### [Short task]
Below are the records. Count the lines containing the string "away", and reply with the number alone.

▬▬▬▬▬▬

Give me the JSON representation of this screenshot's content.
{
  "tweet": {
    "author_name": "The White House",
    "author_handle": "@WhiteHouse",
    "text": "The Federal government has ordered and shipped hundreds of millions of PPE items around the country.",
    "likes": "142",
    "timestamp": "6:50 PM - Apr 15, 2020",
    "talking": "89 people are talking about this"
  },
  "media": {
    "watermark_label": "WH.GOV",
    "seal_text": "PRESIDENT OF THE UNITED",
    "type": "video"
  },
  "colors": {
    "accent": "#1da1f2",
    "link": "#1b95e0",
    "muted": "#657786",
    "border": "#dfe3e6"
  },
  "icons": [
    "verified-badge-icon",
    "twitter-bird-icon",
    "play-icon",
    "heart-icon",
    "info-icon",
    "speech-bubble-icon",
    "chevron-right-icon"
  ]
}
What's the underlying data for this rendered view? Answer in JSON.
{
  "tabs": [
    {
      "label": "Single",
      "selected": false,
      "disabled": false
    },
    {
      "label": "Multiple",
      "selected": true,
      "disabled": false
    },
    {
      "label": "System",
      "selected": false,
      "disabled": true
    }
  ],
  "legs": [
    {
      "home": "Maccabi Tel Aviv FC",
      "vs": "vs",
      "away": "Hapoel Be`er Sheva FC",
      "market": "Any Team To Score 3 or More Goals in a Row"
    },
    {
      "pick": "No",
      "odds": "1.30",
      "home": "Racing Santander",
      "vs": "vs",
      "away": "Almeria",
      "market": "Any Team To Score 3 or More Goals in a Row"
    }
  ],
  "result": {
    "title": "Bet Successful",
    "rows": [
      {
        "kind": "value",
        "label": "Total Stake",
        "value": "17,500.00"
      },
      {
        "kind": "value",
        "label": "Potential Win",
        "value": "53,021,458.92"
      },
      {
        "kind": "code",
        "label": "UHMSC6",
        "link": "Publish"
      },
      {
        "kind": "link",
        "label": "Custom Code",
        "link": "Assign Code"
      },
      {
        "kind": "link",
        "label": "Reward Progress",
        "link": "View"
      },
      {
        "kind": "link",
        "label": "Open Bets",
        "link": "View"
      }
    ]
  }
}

▬▬▬▬▬▬

### [Full output]
2